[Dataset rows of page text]
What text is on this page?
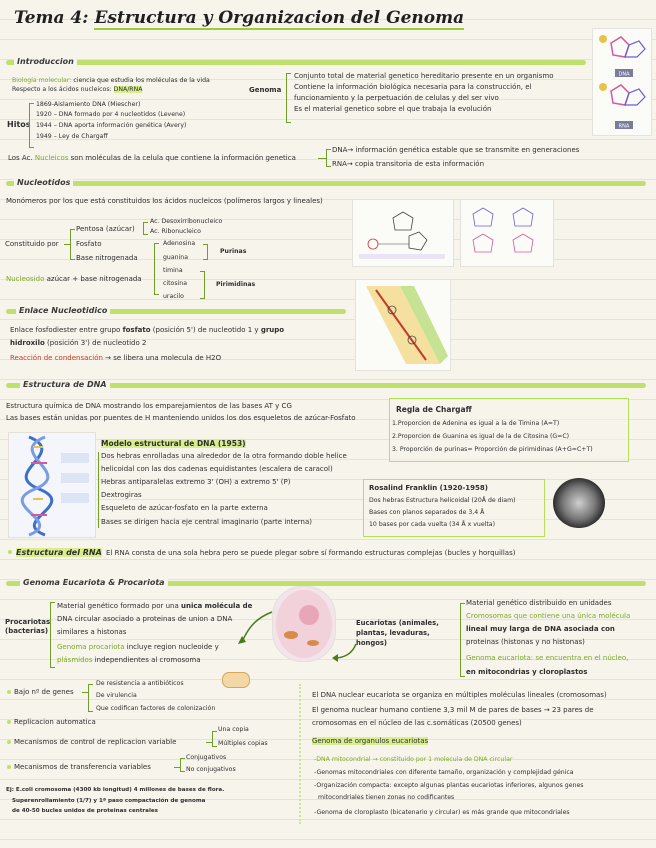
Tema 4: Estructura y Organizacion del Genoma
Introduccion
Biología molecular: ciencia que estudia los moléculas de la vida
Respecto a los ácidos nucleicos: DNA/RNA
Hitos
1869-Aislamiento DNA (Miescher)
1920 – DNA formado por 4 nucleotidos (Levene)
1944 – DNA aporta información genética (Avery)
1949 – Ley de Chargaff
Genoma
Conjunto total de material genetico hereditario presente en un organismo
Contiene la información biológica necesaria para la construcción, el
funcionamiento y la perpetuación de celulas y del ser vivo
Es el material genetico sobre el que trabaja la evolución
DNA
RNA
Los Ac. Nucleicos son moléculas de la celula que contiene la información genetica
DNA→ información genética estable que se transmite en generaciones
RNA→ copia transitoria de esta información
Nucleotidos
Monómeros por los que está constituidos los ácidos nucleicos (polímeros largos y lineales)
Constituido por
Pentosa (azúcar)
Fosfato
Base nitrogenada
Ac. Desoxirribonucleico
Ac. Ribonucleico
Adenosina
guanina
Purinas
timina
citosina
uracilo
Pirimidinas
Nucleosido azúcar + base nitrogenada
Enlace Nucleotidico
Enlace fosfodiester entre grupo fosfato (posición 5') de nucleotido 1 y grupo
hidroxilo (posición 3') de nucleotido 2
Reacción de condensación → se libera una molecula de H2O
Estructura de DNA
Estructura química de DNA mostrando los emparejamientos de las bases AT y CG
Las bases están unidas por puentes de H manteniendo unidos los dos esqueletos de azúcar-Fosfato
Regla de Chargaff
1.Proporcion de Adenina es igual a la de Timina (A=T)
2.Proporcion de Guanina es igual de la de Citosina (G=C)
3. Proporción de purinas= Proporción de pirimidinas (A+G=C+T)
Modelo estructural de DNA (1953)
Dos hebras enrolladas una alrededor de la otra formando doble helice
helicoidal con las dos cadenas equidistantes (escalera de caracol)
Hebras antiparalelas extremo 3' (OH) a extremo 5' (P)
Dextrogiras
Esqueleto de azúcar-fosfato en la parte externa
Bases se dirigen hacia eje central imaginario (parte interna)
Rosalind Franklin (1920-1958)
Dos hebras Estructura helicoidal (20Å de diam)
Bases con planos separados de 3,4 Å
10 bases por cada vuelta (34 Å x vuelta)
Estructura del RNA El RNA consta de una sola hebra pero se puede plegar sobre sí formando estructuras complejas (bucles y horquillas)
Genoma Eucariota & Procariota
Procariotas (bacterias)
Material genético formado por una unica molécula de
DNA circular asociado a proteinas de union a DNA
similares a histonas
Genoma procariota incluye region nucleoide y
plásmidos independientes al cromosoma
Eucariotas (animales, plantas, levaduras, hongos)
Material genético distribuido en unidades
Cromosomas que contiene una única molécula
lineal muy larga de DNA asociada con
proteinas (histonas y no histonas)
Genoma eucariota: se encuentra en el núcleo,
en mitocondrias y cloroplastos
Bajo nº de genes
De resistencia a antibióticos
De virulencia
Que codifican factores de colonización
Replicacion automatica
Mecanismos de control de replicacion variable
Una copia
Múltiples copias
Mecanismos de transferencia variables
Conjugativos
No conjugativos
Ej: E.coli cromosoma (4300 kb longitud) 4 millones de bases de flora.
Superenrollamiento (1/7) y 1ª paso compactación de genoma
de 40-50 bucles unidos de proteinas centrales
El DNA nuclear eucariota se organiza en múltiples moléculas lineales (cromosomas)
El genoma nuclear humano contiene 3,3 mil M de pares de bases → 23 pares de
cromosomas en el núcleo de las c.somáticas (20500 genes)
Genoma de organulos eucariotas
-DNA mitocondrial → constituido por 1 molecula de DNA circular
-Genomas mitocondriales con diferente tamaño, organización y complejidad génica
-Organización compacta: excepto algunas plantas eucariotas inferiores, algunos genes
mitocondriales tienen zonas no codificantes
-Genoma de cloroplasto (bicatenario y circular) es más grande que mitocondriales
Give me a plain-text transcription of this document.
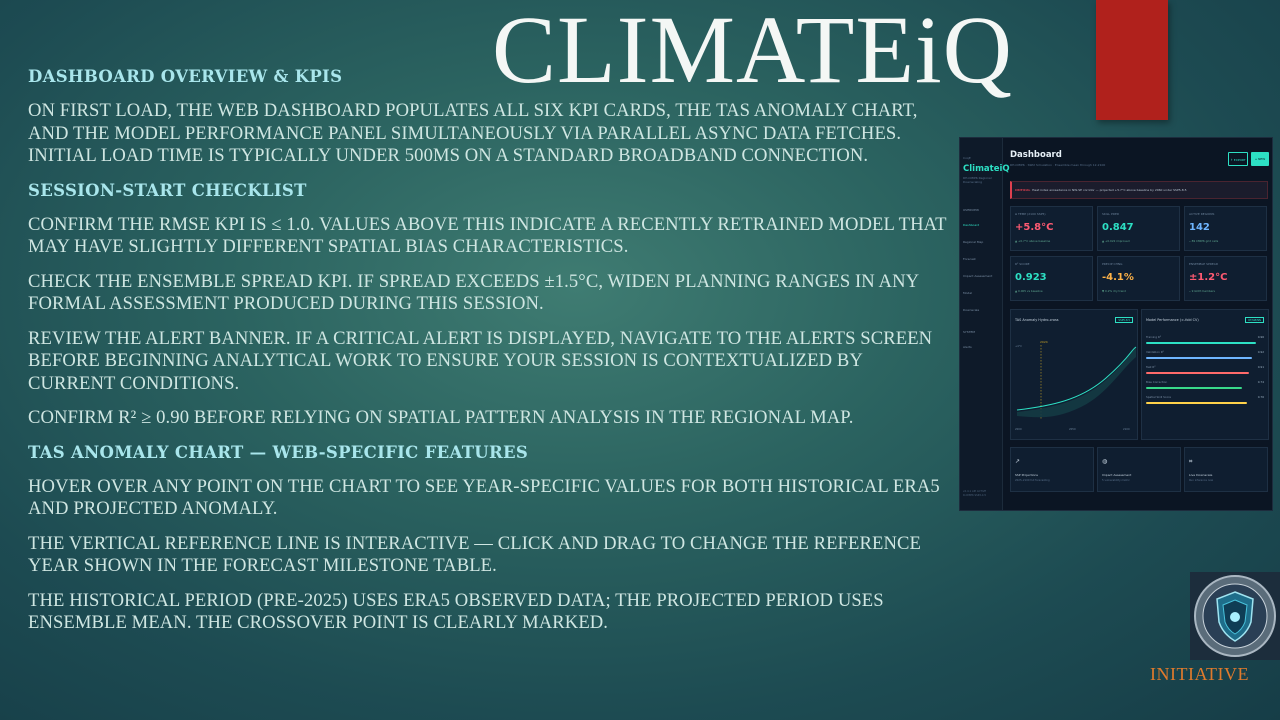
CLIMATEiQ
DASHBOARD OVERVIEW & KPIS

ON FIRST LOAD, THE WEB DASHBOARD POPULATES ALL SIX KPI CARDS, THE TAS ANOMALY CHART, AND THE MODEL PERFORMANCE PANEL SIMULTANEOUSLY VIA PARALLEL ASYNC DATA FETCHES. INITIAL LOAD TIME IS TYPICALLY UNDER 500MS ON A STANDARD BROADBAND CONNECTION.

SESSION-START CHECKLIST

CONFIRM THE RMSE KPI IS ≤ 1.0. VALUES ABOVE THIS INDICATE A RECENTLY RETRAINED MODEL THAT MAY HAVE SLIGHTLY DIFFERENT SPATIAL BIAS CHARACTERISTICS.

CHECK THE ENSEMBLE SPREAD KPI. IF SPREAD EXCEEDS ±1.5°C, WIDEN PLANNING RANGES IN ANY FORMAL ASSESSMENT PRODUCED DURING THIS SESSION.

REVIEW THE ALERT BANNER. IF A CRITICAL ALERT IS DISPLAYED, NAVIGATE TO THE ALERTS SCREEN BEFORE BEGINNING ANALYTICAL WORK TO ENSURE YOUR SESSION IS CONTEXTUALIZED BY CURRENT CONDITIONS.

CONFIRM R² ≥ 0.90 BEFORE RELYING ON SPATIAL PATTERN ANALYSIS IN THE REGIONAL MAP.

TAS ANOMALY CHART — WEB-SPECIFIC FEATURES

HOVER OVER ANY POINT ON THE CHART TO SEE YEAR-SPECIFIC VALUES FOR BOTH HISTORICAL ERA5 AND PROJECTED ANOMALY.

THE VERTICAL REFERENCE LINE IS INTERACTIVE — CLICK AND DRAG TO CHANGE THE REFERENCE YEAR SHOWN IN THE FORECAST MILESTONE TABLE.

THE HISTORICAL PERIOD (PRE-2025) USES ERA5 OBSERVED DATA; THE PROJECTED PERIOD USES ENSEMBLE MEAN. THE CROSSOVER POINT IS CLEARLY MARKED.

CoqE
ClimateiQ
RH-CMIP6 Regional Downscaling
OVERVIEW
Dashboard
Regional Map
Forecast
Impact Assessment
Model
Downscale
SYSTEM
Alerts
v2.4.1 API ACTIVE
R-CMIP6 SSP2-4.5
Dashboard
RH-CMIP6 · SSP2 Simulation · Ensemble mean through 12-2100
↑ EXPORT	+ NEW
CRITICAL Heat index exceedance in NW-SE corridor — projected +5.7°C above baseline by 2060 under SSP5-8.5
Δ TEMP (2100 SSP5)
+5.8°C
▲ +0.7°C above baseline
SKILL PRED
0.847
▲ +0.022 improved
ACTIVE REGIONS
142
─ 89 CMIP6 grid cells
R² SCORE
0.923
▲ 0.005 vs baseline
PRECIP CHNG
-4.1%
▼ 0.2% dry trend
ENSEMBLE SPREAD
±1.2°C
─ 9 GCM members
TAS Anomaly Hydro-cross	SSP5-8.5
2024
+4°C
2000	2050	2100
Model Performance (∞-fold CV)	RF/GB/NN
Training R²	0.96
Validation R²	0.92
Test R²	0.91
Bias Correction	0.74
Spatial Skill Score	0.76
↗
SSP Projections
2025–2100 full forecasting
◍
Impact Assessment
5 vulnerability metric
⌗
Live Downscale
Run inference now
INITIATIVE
==
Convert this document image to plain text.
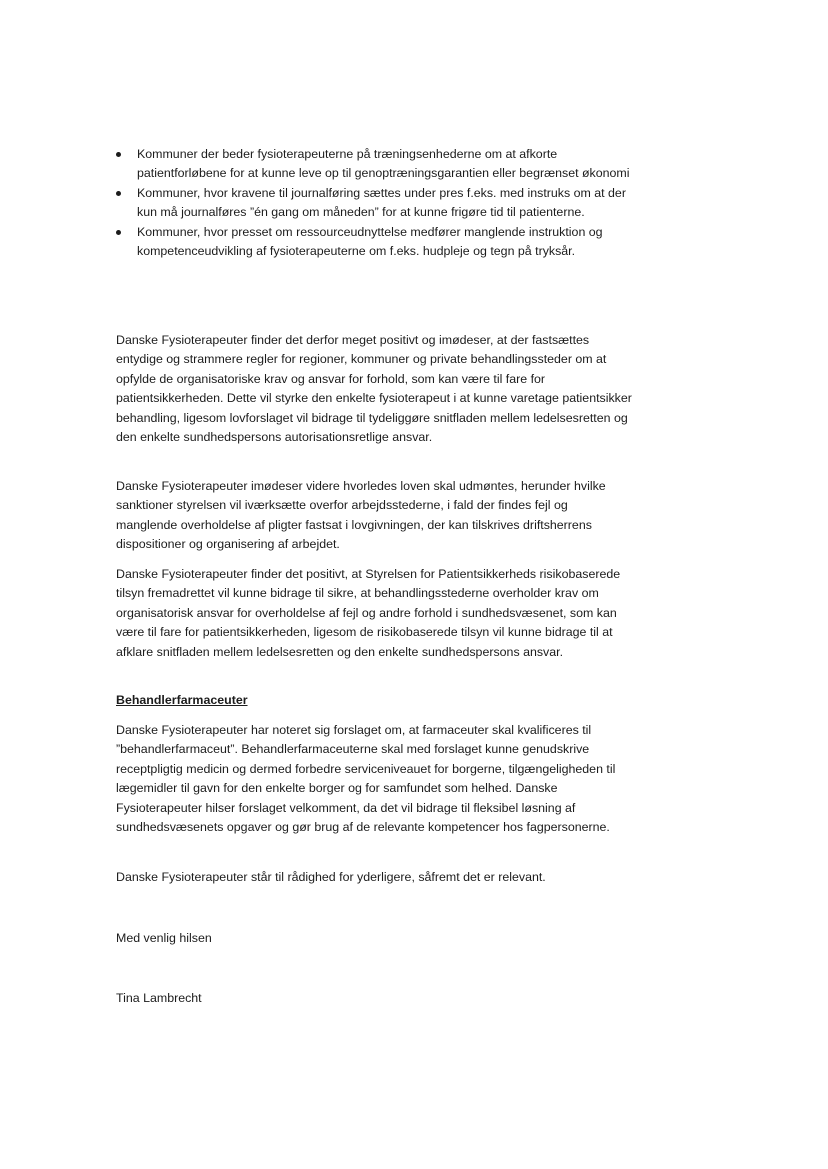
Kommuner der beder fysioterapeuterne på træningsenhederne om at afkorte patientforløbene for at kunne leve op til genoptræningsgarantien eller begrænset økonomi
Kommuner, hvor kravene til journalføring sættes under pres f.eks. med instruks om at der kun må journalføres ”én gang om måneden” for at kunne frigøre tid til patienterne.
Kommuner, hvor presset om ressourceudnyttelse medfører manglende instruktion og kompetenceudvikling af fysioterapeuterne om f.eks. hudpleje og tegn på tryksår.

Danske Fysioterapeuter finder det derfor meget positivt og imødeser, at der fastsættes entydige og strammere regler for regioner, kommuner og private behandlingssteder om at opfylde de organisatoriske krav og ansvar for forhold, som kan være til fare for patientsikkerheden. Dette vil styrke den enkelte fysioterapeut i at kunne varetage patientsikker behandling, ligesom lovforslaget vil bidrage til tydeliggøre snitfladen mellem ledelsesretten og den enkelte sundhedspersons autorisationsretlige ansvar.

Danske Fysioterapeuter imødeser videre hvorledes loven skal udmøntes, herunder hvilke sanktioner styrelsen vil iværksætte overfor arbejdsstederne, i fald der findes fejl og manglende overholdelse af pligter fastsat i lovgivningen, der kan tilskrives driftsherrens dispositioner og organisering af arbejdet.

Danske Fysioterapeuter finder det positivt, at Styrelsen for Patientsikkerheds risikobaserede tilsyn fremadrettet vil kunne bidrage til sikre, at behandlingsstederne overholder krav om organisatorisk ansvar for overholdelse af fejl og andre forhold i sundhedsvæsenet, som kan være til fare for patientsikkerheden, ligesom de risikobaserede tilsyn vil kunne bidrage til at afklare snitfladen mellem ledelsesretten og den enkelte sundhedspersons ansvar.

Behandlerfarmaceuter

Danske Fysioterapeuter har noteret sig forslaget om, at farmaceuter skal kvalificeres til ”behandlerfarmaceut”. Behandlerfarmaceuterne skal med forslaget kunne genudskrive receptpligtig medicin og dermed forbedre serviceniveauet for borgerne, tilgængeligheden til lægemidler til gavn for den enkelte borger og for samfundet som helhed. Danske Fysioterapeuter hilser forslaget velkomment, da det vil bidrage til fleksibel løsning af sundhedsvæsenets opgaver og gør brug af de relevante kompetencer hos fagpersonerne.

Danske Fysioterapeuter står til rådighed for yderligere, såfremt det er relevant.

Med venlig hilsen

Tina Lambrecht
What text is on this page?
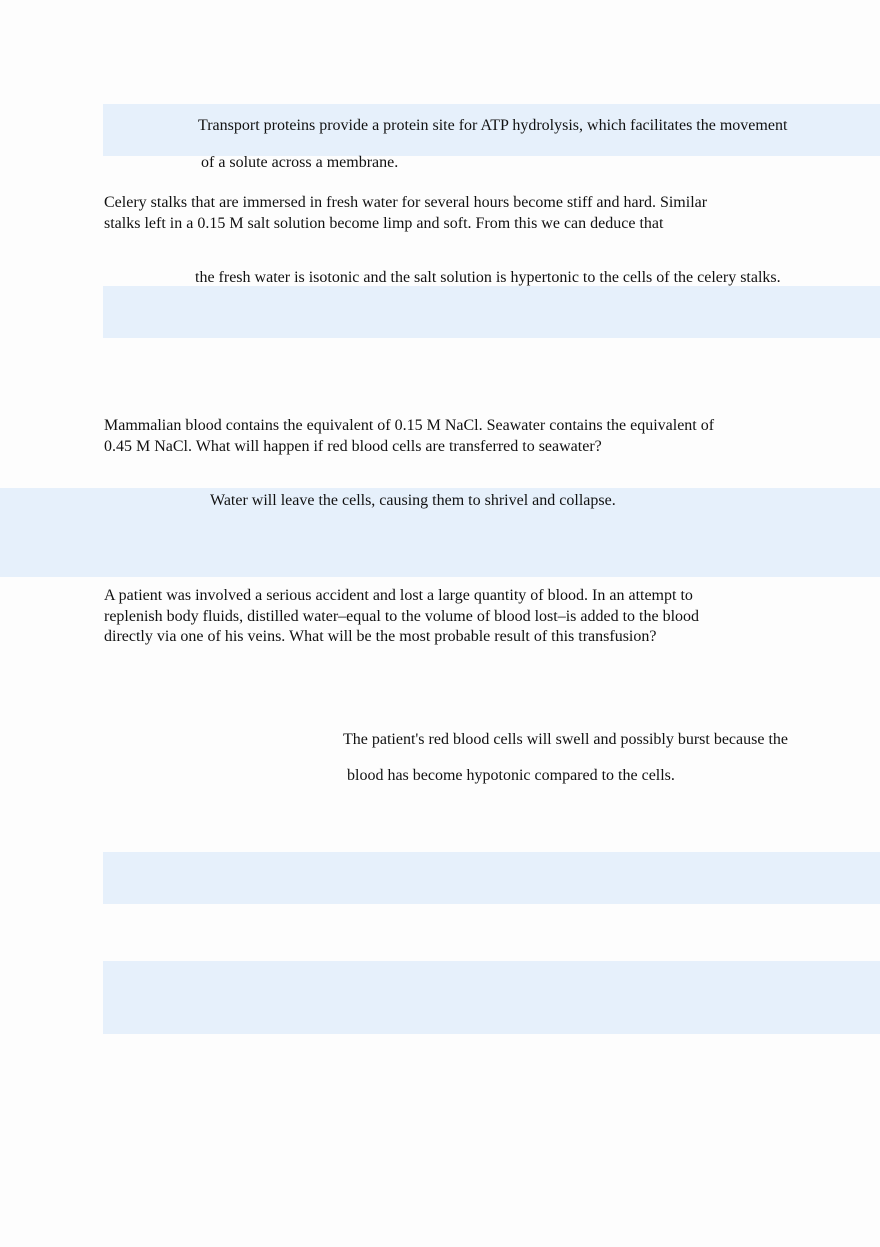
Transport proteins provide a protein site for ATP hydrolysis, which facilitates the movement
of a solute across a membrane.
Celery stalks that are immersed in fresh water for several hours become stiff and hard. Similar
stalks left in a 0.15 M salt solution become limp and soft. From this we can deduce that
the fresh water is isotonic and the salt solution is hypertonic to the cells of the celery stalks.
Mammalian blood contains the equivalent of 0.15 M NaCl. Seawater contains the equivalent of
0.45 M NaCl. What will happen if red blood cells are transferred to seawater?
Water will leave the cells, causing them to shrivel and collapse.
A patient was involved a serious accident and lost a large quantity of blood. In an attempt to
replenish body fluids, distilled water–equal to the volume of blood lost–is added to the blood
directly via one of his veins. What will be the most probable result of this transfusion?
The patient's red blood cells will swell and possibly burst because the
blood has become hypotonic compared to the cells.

## Required work
What is the number of lines above that contain the string "SPECIFIC"? Answer with the number alone.

## Problem solution
2